Figure content listings
((

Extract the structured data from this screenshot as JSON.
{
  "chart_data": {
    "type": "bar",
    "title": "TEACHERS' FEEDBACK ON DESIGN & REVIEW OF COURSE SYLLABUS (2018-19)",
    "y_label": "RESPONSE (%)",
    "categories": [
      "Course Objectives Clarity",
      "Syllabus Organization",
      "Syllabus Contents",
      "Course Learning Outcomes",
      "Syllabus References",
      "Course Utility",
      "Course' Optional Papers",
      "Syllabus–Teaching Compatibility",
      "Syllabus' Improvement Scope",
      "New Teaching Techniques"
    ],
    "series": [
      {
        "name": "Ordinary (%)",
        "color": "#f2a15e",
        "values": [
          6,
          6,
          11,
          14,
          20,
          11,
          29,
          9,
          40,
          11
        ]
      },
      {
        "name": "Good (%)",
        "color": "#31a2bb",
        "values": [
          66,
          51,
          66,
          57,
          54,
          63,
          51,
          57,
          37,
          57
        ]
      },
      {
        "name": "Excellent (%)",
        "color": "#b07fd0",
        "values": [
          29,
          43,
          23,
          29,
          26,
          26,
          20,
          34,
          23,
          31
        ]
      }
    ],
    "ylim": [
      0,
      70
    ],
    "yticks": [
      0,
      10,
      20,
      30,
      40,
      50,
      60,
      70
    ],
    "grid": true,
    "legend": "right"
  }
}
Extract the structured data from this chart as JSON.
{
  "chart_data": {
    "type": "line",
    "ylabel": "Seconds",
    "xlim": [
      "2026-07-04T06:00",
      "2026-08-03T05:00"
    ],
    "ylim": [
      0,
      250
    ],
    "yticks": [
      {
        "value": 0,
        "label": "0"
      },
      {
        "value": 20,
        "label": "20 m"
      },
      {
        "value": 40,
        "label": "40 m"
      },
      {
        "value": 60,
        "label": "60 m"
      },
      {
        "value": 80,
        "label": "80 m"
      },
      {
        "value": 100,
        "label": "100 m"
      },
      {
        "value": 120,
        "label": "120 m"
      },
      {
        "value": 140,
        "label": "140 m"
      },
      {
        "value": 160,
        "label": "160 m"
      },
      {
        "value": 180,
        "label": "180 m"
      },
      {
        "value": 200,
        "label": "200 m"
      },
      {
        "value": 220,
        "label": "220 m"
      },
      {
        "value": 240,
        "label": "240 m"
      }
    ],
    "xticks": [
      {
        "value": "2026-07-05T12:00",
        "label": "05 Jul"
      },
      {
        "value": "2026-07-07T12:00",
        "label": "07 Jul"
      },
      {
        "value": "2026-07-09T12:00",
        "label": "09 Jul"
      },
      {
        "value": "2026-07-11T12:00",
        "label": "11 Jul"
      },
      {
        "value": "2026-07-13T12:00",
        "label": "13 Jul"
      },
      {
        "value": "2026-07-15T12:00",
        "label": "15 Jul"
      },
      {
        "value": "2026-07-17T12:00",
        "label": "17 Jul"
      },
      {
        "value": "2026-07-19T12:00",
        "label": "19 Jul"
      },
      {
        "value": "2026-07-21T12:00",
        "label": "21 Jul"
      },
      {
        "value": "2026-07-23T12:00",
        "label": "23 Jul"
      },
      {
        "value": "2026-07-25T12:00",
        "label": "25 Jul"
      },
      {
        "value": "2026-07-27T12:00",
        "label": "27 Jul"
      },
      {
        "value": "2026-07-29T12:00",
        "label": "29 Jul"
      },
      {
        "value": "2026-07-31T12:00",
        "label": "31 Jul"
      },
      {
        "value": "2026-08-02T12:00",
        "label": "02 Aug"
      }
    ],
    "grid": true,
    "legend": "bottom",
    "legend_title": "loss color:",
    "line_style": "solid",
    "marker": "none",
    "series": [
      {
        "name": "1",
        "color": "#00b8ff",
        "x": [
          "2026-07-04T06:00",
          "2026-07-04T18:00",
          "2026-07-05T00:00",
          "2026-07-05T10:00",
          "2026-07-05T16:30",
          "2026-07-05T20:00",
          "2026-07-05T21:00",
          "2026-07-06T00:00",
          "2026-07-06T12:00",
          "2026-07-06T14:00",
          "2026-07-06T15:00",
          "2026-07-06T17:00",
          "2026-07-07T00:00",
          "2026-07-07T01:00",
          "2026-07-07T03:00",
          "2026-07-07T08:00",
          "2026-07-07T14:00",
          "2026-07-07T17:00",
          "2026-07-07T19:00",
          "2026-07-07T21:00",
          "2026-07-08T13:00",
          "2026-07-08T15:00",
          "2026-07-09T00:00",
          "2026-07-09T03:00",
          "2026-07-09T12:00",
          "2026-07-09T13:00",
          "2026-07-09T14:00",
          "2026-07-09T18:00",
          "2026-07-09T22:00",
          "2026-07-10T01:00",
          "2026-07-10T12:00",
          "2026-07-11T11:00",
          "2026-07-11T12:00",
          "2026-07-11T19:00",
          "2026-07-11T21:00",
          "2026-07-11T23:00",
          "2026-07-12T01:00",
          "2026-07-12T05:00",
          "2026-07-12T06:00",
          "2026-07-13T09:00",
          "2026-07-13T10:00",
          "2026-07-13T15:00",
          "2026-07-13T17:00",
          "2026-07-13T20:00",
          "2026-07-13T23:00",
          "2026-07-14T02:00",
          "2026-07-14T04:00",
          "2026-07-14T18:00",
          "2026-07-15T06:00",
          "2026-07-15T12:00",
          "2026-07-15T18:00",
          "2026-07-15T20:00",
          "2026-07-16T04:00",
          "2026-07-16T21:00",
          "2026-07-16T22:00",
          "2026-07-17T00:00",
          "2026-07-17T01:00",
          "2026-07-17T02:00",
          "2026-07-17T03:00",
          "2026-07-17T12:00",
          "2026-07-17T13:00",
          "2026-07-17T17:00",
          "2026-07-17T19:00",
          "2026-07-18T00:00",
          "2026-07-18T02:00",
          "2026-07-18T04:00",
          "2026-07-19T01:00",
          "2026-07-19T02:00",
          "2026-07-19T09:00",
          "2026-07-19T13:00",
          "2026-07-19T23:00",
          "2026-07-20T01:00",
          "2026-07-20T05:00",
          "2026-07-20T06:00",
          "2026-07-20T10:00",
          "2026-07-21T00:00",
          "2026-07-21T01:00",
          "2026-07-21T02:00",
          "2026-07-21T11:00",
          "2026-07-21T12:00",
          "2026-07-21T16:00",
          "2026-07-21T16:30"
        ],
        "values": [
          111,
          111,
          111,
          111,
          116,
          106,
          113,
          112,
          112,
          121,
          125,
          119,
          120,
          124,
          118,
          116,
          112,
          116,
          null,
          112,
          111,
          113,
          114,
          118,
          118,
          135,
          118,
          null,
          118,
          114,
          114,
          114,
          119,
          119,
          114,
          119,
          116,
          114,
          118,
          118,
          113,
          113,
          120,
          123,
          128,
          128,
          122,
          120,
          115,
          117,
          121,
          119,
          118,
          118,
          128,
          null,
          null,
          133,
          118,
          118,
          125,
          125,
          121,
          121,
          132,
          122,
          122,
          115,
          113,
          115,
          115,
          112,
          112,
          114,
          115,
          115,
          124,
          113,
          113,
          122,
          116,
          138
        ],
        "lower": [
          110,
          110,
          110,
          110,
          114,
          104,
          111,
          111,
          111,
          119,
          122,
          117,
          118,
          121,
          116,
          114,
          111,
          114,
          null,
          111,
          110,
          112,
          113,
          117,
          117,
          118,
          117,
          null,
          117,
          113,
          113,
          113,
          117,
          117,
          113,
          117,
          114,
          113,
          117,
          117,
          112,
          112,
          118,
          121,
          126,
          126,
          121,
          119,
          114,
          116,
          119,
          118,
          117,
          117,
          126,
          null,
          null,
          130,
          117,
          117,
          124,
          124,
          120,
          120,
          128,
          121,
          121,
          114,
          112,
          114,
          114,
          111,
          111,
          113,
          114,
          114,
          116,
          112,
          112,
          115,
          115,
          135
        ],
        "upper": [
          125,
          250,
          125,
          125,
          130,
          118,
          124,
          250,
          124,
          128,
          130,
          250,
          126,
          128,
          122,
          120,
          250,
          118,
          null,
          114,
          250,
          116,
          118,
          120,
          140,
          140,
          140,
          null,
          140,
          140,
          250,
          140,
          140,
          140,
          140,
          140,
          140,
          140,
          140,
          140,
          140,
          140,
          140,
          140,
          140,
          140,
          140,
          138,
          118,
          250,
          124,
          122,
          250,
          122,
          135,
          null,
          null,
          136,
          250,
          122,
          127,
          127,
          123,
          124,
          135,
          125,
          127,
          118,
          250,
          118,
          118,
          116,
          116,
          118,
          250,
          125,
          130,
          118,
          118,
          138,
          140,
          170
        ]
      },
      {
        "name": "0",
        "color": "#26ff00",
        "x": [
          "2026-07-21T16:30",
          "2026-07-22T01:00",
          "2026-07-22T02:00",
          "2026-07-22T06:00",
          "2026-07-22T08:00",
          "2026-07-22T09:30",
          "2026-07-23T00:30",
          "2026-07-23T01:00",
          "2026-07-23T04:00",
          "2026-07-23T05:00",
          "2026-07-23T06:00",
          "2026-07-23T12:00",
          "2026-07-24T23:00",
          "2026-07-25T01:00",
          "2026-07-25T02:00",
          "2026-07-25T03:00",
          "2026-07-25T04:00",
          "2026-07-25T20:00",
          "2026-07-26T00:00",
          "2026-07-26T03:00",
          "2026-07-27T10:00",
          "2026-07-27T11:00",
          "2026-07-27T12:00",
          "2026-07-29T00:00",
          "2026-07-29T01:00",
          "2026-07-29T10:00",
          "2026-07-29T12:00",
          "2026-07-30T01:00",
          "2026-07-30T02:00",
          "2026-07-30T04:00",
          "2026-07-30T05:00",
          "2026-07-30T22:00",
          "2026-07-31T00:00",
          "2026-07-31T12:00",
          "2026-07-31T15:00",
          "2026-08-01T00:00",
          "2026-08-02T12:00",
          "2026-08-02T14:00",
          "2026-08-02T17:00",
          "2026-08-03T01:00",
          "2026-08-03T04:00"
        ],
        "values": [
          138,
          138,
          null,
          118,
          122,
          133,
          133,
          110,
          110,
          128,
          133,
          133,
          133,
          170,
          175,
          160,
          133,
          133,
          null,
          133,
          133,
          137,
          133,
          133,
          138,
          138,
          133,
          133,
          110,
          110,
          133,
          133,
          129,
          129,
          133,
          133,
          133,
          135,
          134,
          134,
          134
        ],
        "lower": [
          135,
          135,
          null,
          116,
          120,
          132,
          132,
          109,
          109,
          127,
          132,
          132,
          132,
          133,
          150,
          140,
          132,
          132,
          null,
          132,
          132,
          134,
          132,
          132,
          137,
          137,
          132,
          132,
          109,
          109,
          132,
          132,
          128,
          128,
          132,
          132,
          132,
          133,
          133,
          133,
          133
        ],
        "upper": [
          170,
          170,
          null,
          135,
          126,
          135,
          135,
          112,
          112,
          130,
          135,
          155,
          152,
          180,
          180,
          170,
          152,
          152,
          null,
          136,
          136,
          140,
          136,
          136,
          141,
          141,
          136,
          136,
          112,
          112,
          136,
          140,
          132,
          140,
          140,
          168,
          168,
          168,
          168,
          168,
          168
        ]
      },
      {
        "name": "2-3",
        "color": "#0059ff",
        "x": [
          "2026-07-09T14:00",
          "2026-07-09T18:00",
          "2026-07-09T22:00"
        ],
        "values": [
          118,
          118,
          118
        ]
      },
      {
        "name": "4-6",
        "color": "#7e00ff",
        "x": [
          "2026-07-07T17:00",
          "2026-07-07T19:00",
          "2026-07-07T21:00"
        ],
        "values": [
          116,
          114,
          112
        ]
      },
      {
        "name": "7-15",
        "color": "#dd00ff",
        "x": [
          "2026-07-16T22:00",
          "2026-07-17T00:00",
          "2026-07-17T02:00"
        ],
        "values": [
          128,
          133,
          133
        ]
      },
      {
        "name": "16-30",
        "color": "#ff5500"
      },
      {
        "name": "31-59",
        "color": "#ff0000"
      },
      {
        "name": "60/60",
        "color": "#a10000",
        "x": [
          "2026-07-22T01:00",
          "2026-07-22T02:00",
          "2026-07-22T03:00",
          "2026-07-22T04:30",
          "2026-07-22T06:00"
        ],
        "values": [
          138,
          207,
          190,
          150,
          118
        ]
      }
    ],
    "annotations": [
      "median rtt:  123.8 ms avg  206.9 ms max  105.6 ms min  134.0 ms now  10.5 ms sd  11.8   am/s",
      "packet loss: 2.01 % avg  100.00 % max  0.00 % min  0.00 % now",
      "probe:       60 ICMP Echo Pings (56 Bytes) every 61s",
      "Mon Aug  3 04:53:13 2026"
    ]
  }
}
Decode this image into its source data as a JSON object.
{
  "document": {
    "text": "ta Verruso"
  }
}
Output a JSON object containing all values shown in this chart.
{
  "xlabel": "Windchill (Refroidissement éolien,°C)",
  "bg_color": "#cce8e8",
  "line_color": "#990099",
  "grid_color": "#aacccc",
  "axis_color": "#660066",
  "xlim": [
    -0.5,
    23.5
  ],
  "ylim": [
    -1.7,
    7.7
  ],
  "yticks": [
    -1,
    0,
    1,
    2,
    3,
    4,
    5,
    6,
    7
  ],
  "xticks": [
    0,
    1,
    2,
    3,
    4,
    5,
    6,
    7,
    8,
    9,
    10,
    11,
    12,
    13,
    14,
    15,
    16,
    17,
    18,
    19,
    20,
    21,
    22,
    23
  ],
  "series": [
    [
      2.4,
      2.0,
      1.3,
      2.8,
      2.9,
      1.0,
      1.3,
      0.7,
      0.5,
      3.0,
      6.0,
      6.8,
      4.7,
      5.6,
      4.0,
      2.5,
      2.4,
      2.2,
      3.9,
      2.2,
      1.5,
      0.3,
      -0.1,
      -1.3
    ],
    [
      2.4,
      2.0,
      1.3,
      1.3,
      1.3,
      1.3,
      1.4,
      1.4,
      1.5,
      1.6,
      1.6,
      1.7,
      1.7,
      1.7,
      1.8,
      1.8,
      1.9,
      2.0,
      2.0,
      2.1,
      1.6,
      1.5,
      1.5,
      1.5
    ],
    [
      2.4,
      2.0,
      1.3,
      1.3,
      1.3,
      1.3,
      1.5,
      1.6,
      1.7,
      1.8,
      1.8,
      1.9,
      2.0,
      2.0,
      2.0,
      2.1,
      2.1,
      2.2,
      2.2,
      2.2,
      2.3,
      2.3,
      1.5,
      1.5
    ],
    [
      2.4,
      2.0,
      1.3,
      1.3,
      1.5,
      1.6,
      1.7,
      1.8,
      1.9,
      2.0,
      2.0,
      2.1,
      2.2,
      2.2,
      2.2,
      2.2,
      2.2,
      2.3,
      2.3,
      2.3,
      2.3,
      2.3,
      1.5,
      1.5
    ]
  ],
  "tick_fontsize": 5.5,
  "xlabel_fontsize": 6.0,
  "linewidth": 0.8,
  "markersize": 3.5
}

))

WHAT THE TASK ASKS: In the entries above, find every line holding the word "Extract" and copy it out.

SOLUTION FOR THIS PROBLEM:
Extract the structured data from this screenshot as JSON.
Extract the structured data from this chart as JSON.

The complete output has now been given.